— PAGE —
This post is continuing my earlier contemplation of what may be behind lower labor force participation rates, using my perspective on the outside of the participation fence. But as with recent notes, I’m drawing on personal anecdotes rather than pretending to have some broader insight.
Today’s topic is the apparent disconnect between getting through the job-search process and the actual work expected once the hiring is completed.
I was reading recently about how modern jobs require college degrees unnecessarily because companies face discrimination lawsuits if they attempted to apply their own testing to applicants. The college degree from an accredited college is some proof of passing some minimal competency that the company would have tested for directly if it could get away with it.
So, job openings come out saying something like minimum bachelor’s degree required. Often what it is really asking for is what it would get from some testing that they can not practically administer themselves.
What does a college degree requirement really mean? My first reaction is that the job duties actually require something gained from the education behind the degree. In my specific case, I look for jobs requiring a technical degree because I expect that there is something like technical problem solving involved in the job.
The job description may go into more detail about skills required. Most of those details are non-college skills that would be learned without any elaborate training, but there is an element of college-level challenge to the job description.
To get noticed, I am encouraged to modify my resume and customize a cover letter to explain why I’m ideal for the specific job they describe. Whether I could offer other value added services is irrelevant. I need to compete as the perfect fit for the job description.
The job interview, if it happens, proceeds to discuss these exact topics of my answering the job description.
If I am hired, the first week or so is wasted on orientation and finally the real work begins. It turns out that the job description and interview were for skills that are not typically needed and in fact may never be needed. It is as if they want those skills in case a need for them comes up. But because those skills were demonstrated, they have high confidence I can do the work they really need done.
It reminds of me of a college math professor who told the incoming class studying calculus that at the end of the course everyone will be certainly highly proficient at doing algebra. The same kind of logic seems to apply to jobs. If a job requires algebra, then make sure the candidate passed calculus. But if the job requires calculus, then the candidate should pass some applied-calculus course like partial differential equations.
The necessary qualification for a job is one step beyond what the job actually requires. I am not really complaining about this. Having been a manager, I’ve learned that someone who only minimally meets the job requirement probably is not very proficient at the requirement. Now, it my turn to try to impress some other manager.
The real annoyance comes when the actual job duties are far outside the linear progression of skills. For example, requiring someone to know calculus for a job where most of the time will be spent driving around town doing sales calls. Perhaps the sales visits may require impressing the client with mathematical jargon, but the bulk of the job is about inter-personal skills and a tolerance for driving.
My objection comes in when significant aspects of the job only becomes known after the job is started. I use driving as an analogy for a common skill that is easily taken for granted but it can be any number of other tasks. There was no need to bring it up in the job description or interview because it was assumed this would not be a problem. But the majority of the work experience is doing this particular kind of task.

— TASK SET —
(1) Summarize the post about job requirements in two sentences.
(2) Please answer from the post: why, according to what the writer read, do modern jobs require college degrees unnecessarily?
(3) Extract the passage of the post between "The real annoyance" and "tolerance for driving.", inclusive.

— SUPPLIED RECORDS —
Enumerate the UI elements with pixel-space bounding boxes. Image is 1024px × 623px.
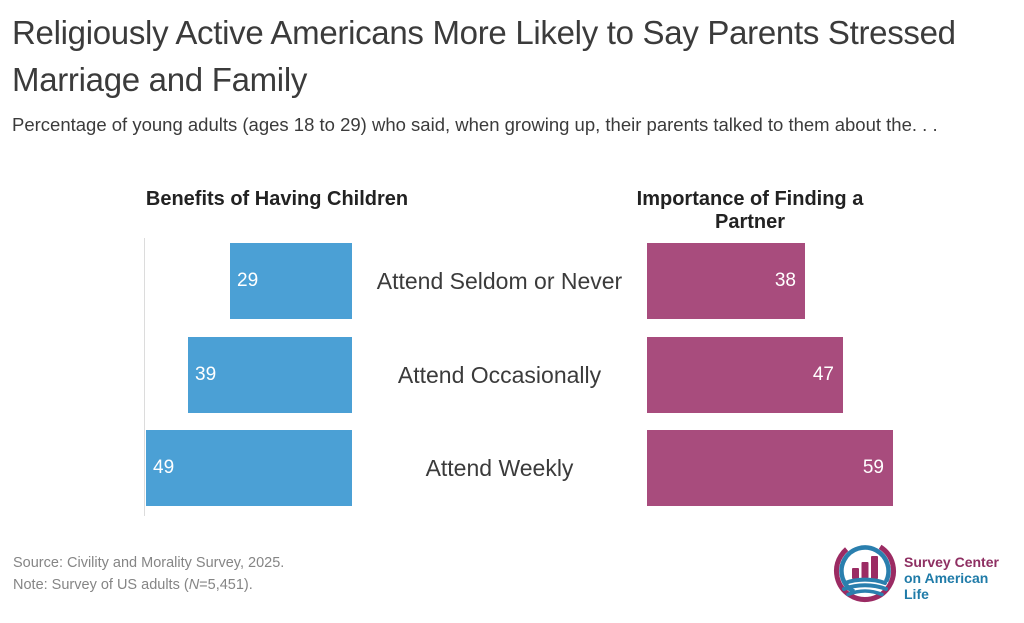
value-label: 59	[862, 457, 884, 478]
survey-center-logo: Survey Center on American Life	[833, 539, 1013, 605]
logo-line1: Survey Center	[904, 554, 999, 570]
right-series-header: Importance of Finding a Partner	[636, 188, 864, 233]
value-label: 47	[812, 364, 834, 385]
logo-wordmark: Survey Center on American Life	[904, 554, 1013, 602]
value-label: 49	[153, 457, 175, 478]
left-bar: 29	[230, 243, 352, 319]
chart-subtitle: Percentage of young adults (ages 18 to 2…	[12, 114, 938, 135]
right-bar: 38	[647, 243, 805, 319]
value-label: 29	[237, 270, 259, 291]
chart-row: 39 Attend Occasionally 47	[0, 337, 1024, 413]
logo-line2: on American Life	[904, 570, 989, 603]
chart-row: 49 Attend Weekly 59	[0, 430, 1024, 506]
left-series-header: Benefits of Having Children	[145, 188, 409, 210]
chart-row: 29 Attend Seldom or Never 38	[0, 243, 1024, 319]
category-label: Attend Occasionally	[397, 361, 602, 388]
right-bar: 47	[647, 337, 843, 413]
note-prefix: Note: Survey of US adults (	[13, 576, 189, 593]
category-label: Attend Seldom or Never	[376, 267, 623, 294]
source-line: Source: Civility and Morality Survey, 20…	[13, 555, 285, 571]
left-bar: 49	[146, 430, 352, 506]
right-bar: 59	[647, 430, 893, 506]
category-label: Attend Weekly	[425, 454, 574, 481]
left-bar: 39	[188, 337, 352, 413]
survey-center-logo-icon	[834, 540, 896, 602]
value-label: 39	[195, 364, 217, 385]
axis-line	[144, 238, 145, 516]
note-n-symbol: N	[188, 576, 200, 593]
footer-notes: Source: Civility and Morality Survey, 20…	[13, 553, 284, 597]
note-line: Note: Survey of US adults (N=5,451).	[13, 575, 284, 597]
note-suffix: =5,451).	[199, 576, 253, 593]
chart-title: Religiously Active Americans More Likely…	[12, 14, 956, 98]
value-label: 38	[774, 270, 796, 291]
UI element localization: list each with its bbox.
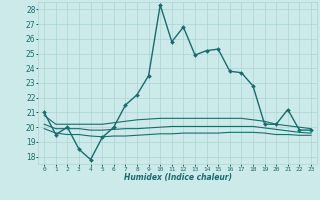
X-axis label: Humidex (Indice chaleur): Humidex (Indice chaleur): [124, 173, 232, 182]
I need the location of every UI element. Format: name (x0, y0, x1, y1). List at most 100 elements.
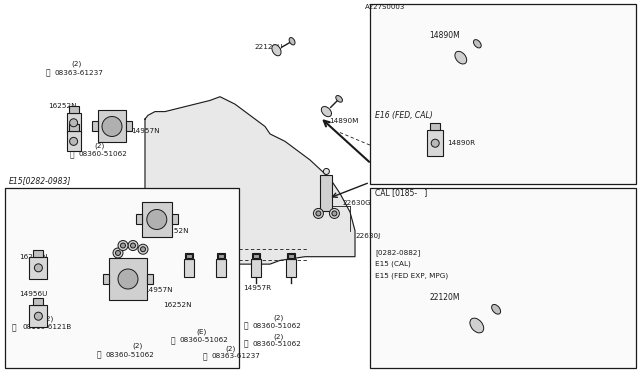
Bar (33, 298, 44, 305)
Text: 08360-51062: 08360-51062 (78, 151, 127, 157)
Ellipse shape (474, 40, 481, 48)
Text: (2): (2) (43, 315, 53, 322)
Text: 14957N: 14957N (144, 287, 173, 293)
Bar (321, 176, 332, 211)
Circle shape (118, 269, 138, 289)
Circle shape (113, 248, 123, 258)
Bar (287, 253, 295, 259)
Text: 08360-51062: 08360-51062 (179, 337, 228, 343)
Bar (186, 254, 192, 258)
Text: 14890R: 14890R (447, 140, 476, 146)
Bar (288, 254, 294, 258)
Bar (29, 257, 47, 279)
Text: 14957N: 14957N (131, 128, 160, 134)
Bar (185, 253, 193, 259)
Text: 08360-51062: 08360-51062 (106, 352, 154, 358)
Text: 16252N: 16252N (19, 254, 48, 260)
Bar (428, 130, 444, 156)
Ellipse shape (336, 96, 342, 102)
Circle shape (35, 264, 42, 272)
Bar (126, 122, 132, 131)
Bar (142, 202, 172, 237)
Text: CAL [0185-   ]: CAL [0185- ] (375, 187, 427, 197)
Bar (216, 259, 226, 277)
Text: 08110-6121B: 08110-6121B (22, 324, 72, 330)
Text: (2): (2) (94, 143, 104, 150)
Bar (68, 106, 79, 113)
Text: 08360-51062: 08360-51062 (253, 341, 301, 347)
Text: 08363-61237: 08363-61237 (211, 353, 260, 359)
Text: 14956U: 14956U (19, 291, 47, 297)
Circle shape (431, 139, 439, 147)
Text: Ⓢ: Ⓢ (244, 321, 249, 330)
Text: 22120M: 22120M (429, 293, 460, 302)
Text: 14957R: 14957R (243, 285, 271, 291)
Bar (68, 124, 79, 131)
Text: E16 (FED, CAL): E16 (FED, CAL) (375, 111, 433, 120)
Circle shape (314, 208, 323, 218)
Circle shape (35, 312, 42, 320)
Ellipse shape (321, 106, 332, 117)
Circle shape (118, 241, 128, 250)
Ellipse shape (455, 51, 467, 64)
Text: Ⓢ: Ⓢ (170, 336, 175, 345)
Bar (251, 259, 261, 277)
Text: 08363-61237: 08363-61237 (54, 70, 103, 76)
Bar (103, 274, 109, 284)
Circle shape (102, 116, 122, 137)
Bar (92, 122, 98, 131)
Text: 16252N: 16252N (160, 228, 189, 234)
Bar (218, 254, 224, 258)
Bar (33, 250, 44, 257)
Text: 22120U: 22120U (255, 44, 283, 49)
Ellipse shape (272, 45, 281, 56)
Bar (430, 123, 440, 130)
Bar (147, 274, 153, 284)
Circle shape (70, 137, 77, 145)
Text: 22630J: 22630J (355, 233, 380, 239)
Bar (67, 131, 81, 151)
Bar (252, 253, 260, 259)
Text: Ⓢ: Ⓢ (244, 340, 249, 349)
Text: Ⓢ: Ⓢ (45, 68, 51, 77)
Bar (109, 258, 147, 300)
Circle shape (141, 247, 145, 252)
Ellipse shape (470, 318, 484, 333)
Circle shape (147, 209, 167, 230)
Circle shape (332, 211, 337, 216)
Bar (370, 4, 636, 184)
Text: 14890M: 14890M (330, 118, 359, 124)
Text: E15[0282-0983]: E15[0282-0983] (9, 176, 72, 185)
Circle shape (323, 169, 330, 174)
Circle shape (115, 250, 120, 256)
Text: 16252N: 16252N (48, 103, 77, 109)
Text: (2): (2) (273, 315, 284, 321)
Text: 08360-51062: 08360-51062 (253, 323, 301, 328)
Text: (2): (2) (225, 346, 236, 352)
Bar (5, 188, 239, 368)
Bar (172, 215, 178, 224)
Circle shape (128, 241, 138, 250)
Text: E15 (CAL): E15 (CAL) (375, 261, 411, 267)
Circle shape (316, 211, 321, 216)
Bar (29, 305, 47, 327)
Text: (2): (2) (273, 333, 284, 340)
Text: E15 (FED EXP, MPG): E15 (FED EXP, MPG) (375, 272, 448, 279)
Circle shape (120, 243, 125, 248)
Bar (67, 113, 81, 133)
Text: Ⓑ: Ⓑ (12, 323, 17, 332)
Bar (286, 259, 296, 277)
Text: A227S0003: A227S0003 (365, 4, 405, 10)
Bar (98, 110, 126, 142)
Ellipse shape (492, 304, 500, 314)
Bar (253, 254, 259, 258)
Bar (217, 253, 225, 259)
Ellipse shape (289, 38, 295, 45)
Bar (136, 215, 142, 224)
Text: (2): (2) (72, 61, 82, 67)
Text: 16252N: 16252N (163, 302, 192, 308)
Bar (370, 188, 636, 368)
Text: Ⓢ: Ⓢ (69, 150, 74, 159)
Circle shape (70, 119, 77, 127)
Text: 22630G: 22630G (342, 200, 371, 206)
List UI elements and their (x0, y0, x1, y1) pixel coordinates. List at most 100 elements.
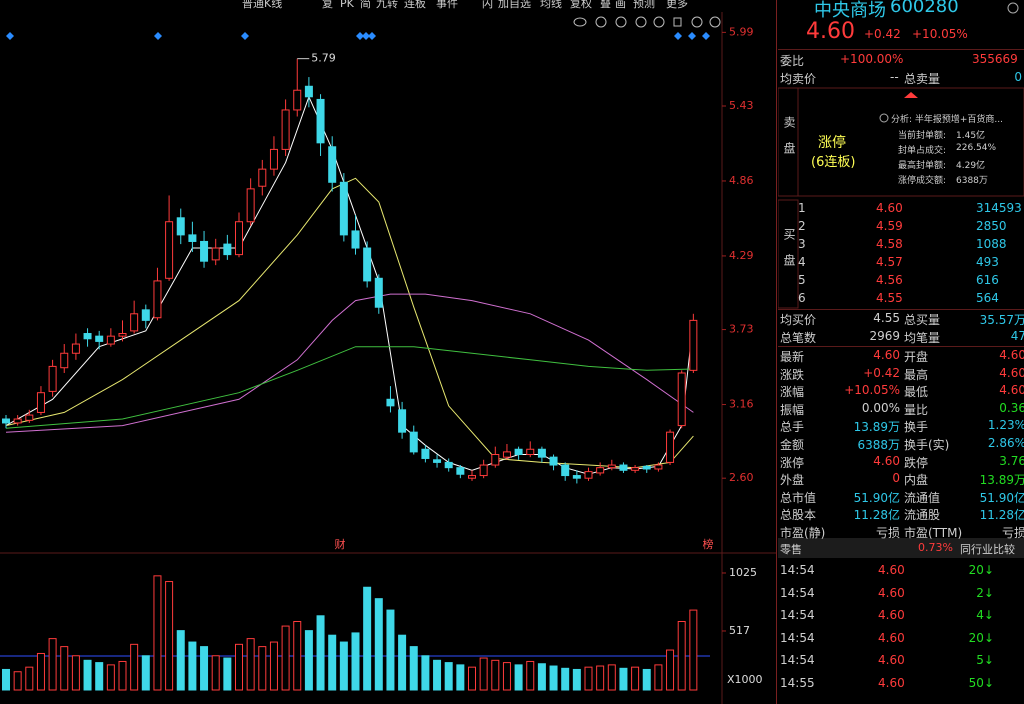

— EXERCISE RESPONSES —
(1) The post argues that job openings demand qualifications one step beyond what the work requires, such as a college degree that substitutes for testing companies cannot administer themselves, and that the job description and interview focus on skills that may never be needed. The writer does not complain about this but objects when significant aspects of the job, such as spending most of the time driving around town on sales calls, only become known after the job has started.

(2) Companies face discrimination lawsuits if they attempt to apply their own testing to applicants.

(3)
The real annoyance comes when the actual job duties are far outside the linear progression of skills. For example, requiring someone to know calculus for a job where most of the time will be spent driving around town doing sales calls. Perhaps the sales visits may require impressing the client with mathematical jargon, but the bulk of the job is about inter-personal skills and a tolerance for driving.